Look for the string "icon" in the lines and copy each line that has it.

The input -

================================

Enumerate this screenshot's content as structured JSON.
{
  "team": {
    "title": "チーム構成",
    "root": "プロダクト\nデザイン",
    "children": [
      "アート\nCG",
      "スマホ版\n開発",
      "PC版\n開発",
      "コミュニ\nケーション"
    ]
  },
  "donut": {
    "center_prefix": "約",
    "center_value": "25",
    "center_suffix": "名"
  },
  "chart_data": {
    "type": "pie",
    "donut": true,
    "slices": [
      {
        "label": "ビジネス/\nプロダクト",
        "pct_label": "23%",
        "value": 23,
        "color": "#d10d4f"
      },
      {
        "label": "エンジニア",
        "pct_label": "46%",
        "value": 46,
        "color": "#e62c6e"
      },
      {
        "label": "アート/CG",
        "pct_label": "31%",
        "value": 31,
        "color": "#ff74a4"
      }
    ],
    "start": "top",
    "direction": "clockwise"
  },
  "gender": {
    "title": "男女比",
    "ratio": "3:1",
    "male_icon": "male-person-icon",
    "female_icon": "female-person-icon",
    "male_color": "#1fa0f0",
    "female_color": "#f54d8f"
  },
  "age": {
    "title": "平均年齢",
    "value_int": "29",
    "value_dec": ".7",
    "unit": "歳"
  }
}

================================

Answer below -
    "male_icon": "male-person-icon",
    "female_icon": "female-person-icon",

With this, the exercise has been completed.